[Given problem] Gather each line in the entries that includes the string "screenshot".

Dataset rows:
┌──
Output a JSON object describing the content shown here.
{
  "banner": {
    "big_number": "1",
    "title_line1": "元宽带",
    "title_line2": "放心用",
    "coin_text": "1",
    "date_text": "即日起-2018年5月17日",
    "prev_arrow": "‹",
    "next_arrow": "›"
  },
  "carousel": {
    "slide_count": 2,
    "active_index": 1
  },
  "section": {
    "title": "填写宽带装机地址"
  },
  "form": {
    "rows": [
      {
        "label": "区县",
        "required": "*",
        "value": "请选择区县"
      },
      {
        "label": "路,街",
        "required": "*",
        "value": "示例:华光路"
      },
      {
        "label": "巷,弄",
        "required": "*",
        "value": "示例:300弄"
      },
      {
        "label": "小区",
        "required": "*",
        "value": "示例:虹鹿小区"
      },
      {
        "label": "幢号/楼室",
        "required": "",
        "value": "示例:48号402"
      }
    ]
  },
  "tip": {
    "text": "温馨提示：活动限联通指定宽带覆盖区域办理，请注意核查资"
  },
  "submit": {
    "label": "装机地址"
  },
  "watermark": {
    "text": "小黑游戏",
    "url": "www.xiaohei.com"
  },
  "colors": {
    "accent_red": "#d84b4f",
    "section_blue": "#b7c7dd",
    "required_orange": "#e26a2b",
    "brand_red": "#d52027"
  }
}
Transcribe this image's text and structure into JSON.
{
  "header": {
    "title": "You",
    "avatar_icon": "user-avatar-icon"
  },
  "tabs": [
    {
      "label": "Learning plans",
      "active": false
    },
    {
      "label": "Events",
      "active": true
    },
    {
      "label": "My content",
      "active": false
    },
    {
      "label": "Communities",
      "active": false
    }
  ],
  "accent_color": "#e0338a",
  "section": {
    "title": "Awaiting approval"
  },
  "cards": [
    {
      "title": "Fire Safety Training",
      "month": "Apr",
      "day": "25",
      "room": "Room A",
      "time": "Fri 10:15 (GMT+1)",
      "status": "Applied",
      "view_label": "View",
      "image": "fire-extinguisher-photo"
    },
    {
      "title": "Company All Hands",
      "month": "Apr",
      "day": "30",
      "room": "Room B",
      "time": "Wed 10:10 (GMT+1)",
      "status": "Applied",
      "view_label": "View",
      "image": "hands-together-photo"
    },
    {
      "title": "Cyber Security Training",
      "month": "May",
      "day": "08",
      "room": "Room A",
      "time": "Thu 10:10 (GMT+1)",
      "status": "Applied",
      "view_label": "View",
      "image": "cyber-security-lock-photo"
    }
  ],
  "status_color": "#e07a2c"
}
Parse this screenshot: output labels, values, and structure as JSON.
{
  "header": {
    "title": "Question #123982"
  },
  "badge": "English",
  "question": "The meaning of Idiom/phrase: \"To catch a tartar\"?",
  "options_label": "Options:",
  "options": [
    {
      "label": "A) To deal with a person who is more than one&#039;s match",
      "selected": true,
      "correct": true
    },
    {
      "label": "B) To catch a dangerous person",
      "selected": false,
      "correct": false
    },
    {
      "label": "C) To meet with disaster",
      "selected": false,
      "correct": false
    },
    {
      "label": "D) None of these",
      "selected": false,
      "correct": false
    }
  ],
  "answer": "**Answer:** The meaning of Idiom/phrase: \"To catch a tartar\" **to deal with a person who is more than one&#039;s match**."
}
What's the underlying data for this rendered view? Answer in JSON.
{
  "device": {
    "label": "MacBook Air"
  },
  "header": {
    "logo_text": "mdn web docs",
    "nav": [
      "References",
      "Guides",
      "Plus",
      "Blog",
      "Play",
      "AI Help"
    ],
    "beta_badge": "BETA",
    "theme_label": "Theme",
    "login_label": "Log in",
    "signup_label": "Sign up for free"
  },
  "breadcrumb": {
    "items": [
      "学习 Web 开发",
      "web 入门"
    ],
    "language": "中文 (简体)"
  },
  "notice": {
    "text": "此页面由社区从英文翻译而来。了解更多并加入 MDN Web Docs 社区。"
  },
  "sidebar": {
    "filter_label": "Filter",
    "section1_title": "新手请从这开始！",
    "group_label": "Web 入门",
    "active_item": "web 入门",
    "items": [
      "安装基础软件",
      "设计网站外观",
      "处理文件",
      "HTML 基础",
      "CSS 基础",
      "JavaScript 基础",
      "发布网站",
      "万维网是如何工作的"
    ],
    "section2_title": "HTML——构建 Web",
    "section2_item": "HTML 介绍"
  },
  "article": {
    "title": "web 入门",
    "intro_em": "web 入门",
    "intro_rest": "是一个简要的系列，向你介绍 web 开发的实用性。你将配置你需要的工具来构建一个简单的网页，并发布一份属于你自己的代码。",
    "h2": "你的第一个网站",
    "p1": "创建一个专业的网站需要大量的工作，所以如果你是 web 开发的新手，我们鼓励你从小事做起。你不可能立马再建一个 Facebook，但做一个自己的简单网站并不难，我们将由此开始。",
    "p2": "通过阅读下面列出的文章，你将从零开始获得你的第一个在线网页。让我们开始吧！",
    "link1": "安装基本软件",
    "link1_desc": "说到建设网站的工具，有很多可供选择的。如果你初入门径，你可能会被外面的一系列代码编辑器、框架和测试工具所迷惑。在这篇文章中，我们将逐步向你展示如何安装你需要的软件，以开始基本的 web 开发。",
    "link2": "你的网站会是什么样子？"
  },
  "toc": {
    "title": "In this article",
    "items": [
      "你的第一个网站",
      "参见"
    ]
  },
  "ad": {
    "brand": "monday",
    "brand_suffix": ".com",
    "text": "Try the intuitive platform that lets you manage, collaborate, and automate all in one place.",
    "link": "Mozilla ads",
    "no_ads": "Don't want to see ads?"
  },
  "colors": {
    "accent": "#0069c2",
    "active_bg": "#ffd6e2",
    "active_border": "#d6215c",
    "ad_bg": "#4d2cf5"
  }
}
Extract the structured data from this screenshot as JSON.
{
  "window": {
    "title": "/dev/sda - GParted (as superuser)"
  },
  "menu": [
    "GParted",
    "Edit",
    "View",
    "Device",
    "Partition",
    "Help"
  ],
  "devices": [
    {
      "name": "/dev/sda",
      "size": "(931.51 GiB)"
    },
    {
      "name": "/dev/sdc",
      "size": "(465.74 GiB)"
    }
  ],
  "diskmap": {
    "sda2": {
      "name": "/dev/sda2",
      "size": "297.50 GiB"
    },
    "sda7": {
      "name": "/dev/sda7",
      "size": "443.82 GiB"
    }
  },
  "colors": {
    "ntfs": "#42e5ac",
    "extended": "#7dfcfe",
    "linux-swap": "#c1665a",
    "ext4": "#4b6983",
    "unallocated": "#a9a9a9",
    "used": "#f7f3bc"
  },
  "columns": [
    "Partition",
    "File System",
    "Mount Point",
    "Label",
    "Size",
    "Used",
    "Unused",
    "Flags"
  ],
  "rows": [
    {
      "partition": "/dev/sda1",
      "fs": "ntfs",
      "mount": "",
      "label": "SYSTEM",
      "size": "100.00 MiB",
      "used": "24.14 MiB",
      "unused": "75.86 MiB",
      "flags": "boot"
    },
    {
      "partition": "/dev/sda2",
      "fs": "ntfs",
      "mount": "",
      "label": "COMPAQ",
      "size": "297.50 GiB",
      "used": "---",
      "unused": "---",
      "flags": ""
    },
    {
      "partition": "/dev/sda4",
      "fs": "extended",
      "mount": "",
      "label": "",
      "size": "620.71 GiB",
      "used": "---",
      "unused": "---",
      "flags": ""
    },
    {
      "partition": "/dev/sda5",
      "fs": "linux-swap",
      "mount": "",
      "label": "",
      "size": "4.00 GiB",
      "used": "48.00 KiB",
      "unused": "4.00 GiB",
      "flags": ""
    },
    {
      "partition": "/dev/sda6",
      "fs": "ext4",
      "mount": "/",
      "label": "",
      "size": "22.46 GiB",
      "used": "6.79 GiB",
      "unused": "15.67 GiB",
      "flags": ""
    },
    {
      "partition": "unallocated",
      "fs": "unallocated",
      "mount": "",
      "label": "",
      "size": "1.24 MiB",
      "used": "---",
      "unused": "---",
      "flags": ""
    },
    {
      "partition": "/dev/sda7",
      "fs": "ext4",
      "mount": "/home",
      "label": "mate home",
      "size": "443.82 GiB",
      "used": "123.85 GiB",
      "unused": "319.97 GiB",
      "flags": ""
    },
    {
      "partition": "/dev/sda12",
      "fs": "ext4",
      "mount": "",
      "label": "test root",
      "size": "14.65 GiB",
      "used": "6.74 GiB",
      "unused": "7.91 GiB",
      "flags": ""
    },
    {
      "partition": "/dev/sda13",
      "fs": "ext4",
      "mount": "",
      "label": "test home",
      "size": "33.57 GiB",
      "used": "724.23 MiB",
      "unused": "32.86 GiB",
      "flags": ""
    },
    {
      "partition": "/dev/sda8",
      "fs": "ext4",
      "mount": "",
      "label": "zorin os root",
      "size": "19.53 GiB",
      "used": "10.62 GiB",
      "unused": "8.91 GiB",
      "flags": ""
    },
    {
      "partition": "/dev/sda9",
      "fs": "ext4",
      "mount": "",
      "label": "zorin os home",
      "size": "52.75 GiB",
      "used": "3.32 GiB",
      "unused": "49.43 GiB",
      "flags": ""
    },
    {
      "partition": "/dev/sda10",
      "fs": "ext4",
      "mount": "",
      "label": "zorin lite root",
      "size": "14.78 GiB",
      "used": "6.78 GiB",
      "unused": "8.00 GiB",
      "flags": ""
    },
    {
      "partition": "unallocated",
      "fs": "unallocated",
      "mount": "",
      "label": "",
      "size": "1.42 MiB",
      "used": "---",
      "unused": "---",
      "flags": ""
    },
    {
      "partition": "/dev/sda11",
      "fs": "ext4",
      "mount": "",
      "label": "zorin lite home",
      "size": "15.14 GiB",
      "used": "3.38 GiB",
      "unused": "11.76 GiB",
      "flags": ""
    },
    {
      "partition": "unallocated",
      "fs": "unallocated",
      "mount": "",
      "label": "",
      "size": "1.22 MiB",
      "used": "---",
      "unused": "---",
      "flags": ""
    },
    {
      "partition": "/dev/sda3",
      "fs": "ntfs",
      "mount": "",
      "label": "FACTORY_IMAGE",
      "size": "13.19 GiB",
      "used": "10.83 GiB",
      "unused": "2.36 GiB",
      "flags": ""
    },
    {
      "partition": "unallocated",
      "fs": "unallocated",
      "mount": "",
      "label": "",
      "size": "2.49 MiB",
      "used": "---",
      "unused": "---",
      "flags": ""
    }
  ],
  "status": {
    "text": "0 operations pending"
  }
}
└──
[Result of the exercise]
Parse this screenshot: output labels, values, and structure as JSON.
Extract the structured data from this screenshot as JSON.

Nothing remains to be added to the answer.